* EXERCISE GOAL:
Return all of the lines below exactly as they are.

------ LISTED ENTRIES

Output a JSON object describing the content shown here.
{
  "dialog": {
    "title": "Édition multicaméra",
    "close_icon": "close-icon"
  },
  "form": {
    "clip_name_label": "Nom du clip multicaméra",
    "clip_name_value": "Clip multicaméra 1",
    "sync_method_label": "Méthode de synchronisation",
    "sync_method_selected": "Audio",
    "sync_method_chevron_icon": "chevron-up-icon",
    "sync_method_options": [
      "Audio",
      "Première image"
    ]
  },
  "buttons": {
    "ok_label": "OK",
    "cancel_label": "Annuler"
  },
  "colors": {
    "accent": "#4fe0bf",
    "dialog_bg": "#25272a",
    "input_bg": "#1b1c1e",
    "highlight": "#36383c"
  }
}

------------

* RESPONSE TO THIS TASK:
Output a JSON object describing the content shown here.
{
  "dialog": {
    "title": "Édition multicaméra",
    "close_icon": "close-icon"
  },
  "form": {
    "clip_name_label": "Nom du clip multicaméra",
    "clip_name_value": "Clip multicaméra 1",
    "sync_method_label": "Méthode de synchronisation",
    "sync_method_selected": "Audio",
    "sync_method_chevron_icon": "chevron-up-icon",
    "sync_method_options": [
      "Audio",
      "Première image"
    ]
  },
  "buttons": {
    "ok_label": "OK",
    "cancel_label": "Annuler"
  },
  "colors": {
    "accent": "#4fe0bf",
    "dialog_bg": "#25272a",
    "input_bg": "#1b1c1e",
    "highlight": "#36383c"
  }
}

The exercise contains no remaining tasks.